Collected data
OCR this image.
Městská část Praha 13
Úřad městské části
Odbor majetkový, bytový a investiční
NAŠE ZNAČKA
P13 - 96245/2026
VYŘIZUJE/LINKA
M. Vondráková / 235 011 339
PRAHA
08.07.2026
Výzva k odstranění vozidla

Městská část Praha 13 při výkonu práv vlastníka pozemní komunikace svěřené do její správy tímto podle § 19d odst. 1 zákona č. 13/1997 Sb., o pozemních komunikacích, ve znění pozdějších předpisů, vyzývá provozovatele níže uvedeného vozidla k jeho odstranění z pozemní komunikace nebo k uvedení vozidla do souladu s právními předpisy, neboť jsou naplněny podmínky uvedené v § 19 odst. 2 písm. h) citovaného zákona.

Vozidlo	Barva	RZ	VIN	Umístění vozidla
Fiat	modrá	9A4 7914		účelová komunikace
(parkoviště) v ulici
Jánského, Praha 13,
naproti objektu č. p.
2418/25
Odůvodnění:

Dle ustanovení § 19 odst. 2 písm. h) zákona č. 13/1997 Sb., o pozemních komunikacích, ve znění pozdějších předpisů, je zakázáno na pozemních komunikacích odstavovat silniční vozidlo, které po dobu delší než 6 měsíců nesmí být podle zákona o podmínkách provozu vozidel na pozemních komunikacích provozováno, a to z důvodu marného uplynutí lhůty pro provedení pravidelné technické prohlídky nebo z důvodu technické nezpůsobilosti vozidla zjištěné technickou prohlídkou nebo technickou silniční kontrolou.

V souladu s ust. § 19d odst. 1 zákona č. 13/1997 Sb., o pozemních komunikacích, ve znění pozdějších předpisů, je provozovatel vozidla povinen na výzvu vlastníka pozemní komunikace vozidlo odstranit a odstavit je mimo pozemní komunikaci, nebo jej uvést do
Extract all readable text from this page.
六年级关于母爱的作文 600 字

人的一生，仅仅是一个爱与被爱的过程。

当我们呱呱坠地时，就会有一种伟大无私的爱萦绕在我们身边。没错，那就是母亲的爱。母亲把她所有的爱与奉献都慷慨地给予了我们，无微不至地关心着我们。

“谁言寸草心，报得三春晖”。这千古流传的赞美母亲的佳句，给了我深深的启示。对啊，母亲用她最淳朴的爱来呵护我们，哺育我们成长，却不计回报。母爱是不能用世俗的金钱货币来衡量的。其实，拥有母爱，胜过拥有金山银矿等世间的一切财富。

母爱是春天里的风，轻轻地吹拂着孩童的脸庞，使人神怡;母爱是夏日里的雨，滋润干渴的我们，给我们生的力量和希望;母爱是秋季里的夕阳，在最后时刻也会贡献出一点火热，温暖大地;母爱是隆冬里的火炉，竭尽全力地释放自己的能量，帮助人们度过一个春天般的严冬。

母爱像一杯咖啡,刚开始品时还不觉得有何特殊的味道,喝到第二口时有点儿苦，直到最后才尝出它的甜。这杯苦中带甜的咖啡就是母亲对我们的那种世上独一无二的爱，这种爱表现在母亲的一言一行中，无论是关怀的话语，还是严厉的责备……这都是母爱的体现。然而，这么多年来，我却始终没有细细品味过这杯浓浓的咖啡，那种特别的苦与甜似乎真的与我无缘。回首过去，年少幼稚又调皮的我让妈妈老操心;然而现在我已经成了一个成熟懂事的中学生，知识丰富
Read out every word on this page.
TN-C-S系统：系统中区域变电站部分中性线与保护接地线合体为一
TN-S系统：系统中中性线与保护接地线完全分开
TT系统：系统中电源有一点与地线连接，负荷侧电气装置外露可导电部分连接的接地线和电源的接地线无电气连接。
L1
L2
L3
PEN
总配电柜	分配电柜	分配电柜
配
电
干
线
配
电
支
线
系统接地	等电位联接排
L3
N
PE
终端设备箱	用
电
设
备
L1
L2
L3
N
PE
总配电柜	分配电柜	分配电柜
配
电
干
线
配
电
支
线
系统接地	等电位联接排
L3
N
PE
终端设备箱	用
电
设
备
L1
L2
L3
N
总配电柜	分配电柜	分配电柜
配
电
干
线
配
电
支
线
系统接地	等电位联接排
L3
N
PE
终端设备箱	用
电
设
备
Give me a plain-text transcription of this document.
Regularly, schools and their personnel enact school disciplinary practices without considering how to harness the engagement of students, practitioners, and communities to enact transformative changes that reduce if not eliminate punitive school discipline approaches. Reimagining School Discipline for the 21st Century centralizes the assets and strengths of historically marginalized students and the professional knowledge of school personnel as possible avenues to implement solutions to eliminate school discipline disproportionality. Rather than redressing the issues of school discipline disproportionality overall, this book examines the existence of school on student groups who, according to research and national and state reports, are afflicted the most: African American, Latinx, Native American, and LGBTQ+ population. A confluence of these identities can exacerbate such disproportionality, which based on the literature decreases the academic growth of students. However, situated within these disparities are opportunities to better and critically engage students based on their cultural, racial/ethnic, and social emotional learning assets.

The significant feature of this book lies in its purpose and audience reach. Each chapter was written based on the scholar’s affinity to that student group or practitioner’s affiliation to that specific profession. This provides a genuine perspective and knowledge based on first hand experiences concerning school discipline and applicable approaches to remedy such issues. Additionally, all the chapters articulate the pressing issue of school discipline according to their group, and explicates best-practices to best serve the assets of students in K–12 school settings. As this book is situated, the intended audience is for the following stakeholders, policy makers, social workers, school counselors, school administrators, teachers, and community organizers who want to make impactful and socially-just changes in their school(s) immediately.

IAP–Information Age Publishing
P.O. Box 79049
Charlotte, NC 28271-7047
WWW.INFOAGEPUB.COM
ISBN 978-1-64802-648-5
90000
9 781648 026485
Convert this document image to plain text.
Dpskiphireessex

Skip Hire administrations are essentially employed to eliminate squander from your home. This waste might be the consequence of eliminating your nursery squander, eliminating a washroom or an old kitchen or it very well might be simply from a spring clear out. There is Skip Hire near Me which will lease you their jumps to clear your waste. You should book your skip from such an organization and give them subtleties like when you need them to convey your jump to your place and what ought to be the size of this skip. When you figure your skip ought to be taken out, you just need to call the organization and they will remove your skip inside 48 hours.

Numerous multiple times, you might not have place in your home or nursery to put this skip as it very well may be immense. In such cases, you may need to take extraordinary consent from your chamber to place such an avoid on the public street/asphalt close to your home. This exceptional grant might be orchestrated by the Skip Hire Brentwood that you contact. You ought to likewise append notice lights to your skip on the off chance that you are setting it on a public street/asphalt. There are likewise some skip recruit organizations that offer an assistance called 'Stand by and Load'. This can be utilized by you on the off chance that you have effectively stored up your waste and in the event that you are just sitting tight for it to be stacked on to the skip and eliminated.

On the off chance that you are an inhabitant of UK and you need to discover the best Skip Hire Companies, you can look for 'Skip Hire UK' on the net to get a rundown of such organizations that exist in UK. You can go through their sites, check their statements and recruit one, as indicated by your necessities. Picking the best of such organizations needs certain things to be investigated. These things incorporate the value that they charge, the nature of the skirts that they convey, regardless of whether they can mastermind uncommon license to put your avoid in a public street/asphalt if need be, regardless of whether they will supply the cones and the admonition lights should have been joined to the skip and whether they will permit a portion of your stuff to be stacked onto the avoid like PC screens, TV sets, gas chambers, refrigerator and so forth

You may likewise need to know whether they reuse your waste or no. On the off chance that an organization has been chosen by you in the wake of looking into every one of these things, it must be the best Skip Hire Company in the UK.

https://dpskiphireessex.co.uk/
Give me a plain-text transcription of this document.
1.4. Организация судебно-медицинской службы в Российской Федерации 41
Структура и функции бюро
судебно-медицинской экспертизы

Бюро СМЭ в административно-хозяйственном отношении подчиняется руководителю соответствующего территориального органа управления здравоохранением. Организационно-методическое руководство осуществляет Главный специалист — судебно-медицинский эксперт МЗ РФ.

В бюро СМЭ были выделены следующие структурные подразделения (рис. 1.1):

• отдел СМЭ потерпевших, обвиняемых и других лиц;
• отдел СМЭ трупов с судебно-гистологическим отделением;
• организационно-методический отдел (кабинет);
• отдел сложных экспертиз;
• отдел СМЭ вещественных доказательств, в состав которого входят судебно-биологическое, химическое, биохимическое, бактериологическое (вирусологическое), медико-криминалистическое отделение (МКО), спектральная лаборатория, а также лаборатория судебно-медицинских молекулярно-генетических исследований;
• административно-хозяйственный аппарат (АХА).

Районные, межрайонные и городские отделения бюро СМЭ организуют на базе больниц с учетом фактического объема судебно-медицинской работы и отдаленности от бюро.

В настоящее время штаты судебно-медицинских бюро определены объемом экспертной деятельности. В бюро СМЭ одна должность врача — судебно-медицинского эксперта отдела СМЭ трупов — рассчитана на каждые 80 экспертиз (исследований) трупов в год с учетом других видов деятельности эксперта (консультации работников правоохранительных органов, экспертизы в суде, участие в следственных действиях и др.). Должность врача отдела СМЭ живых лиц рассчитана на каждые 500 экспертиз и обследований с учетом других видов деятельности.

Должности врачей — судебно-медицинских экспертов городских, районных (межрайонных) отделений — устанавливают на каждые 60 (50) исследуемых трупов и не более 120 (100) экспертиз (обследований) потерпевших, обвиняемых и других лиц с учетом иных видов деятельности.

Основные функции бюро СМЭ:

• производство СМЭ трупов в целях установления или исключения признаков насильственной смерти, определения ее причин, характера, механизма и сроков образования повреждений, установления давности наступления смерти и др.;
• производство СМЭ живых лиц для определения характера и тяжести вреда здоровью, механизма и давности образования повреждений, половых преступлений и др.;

• _Exercise instructions_: The lines to collect are those holding the string "ought"; copy them all.

• _Written response_:
Skip Hire administrations are essentially employed to eliminate squander from your home. This waste might be the consequence of eliminating your nursery squander, eliminating a washroom or an old kitchen or it very well might be simply from a spring clear out. There is Skip Hire near Me which will lease you their jumps to clear your waste. You should book your skip from such an organization and give them subtleties like when you need them to convey your jump to your place and what ought to be the size of this skip. When you figure your skip ought to be taken out, you just need to call the organization and they will remove your skip inside 48 hours.
Numerous multiple times, you might not have place in your home or nursery to put this skip as it very well may be immense. In such cases, you may need to take extraordinary consent from your chamber to place such an avoid on the public street/asphalt close to your home. This exceptional grant might be orchestrated by the Skip Hire Brentwood that you contact. You ought to likewise append notice lights to your skip on the off chance that you are setting it on a public street/asphalt. There are likewise some skip recruit organizations that offer an assistance called 'Stand by and Load'. This can be utilized by you on the off chance that you have effectively stored up your waste and in the event that you are just sitting tight for it to be stacked on to the skip and eliminated.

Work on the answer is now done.